- _EXTRACTED ENTRIES_
########

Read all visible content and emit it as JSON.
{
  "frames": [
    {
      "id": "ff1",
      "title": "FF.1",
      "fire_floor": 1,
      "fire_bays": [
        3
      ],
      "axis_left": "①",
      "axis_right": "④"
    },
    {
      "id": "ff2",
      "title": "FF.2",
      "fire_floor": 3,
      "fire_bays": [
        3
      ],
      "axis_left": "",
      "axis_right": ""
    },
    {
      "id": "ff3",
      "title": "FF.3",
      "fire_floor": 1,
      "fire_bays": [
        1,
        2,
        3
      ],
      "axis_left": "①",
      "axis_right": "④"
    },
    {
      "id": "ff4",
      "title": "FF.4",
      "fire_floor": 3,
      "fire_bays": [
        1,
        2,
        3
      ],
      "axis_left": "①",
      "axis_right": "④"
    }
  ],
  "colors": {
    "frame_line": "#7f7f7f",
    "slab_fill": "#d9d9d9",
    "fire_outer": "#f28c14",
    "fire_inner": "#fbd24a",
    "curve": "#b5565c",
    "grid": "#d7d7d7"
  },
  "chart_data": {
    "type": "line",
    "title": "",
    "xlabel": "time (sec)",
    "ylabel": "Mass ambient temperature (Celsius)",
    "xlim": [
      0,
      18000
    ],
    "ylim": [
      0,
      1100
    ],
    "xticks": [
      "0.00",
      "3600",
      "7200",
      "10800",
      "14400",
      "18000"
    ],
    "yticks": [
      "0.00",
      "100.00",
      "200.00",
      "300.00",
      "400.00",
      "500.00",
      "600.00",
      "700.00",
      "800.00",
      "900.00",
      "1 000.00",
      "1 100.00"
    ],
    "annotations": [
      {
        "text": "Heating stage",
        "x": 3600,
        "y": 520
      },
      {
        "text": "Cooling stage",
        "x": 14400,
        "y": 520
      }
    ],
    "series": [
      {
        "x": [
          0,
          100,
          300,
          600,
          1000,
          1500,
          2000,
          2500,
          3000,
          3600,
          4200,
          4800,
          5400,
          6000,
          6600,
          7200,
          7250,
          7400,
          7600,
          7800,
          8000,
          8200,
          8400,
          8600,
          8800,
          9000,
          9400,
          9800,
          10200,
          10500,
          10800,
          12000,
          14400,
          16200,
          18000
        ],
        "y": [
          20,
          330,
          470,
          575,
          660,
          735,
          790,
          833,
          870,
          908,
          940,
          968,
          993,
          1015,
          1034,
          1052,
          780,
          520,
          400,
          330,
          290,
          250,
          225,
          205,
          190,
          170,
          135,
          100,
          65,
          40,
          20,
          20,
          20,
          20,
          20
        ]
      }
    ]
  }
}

########

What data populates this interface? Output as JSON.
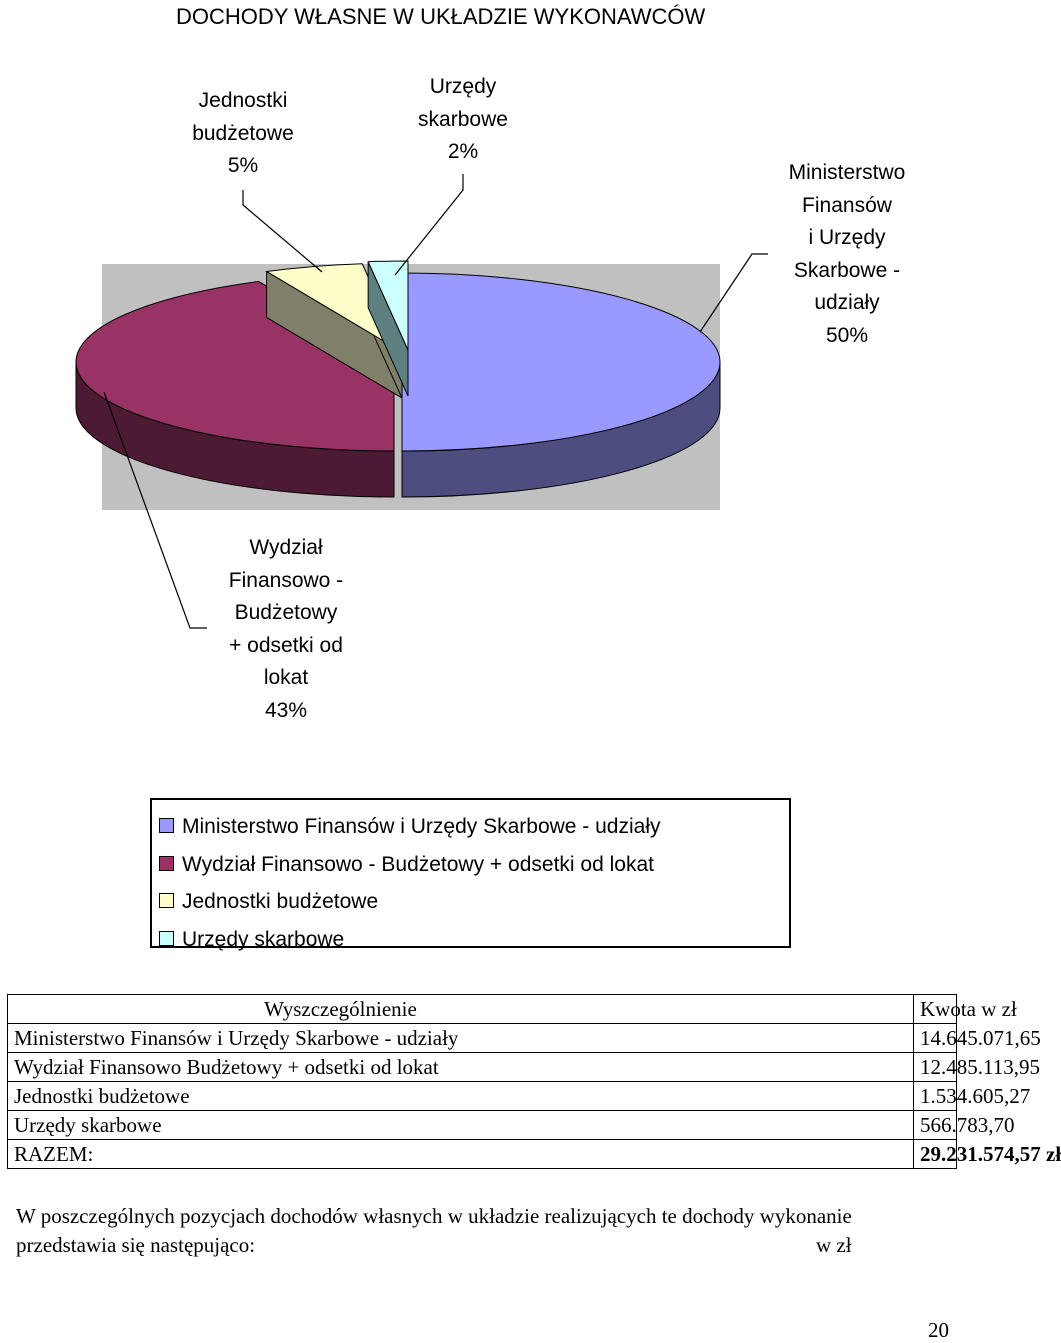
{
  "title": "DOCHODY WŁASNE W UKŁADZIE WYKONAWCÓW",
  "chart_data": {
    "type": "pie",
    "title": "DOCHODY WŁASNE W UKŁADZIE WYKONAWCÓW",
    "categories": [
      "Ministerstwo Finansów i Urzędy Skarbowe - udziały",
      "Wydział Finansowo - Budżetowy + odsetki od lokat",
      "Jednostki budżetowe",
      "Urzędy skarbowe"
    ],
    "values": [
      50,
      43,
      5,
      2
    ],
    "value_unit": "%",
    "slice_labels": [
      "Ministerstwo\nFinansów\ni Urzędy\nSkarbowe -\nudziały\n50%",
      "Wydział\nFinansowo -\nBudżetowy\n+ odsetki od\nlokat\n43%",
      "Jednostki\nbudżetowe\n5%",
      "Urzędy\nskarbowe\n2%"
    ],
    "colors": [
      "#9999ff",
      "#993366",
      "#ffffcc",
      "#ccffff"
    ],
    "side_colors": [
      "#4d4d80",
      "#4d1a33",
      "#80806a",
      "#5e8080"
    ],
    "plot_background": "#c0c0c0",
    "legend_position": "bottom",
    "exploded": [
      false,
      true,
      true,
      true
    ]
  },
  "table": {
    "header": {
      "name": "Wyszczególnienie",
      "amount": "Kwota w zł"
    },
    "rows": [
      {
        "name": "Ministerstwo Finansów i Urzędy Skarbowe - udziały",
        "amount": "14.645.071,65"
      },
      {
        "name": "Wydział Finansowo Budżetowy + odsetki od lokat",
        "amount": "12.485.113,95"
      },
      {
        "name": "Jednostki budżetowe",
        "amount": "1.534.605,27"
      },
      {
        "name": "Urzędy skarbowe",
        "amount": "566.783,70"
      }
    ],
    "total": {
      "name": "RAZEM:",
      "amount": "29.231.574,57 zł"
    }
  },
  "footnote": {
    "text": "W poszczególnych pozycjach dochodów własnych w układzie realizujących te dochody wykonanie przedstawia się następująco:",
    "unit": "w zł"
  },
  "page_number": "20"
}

########

- _GIVEN TASK_
Look through the entries and work out how many lines have the word "Urzędy" in them; reply with that number only.

- _SOLUTION_
6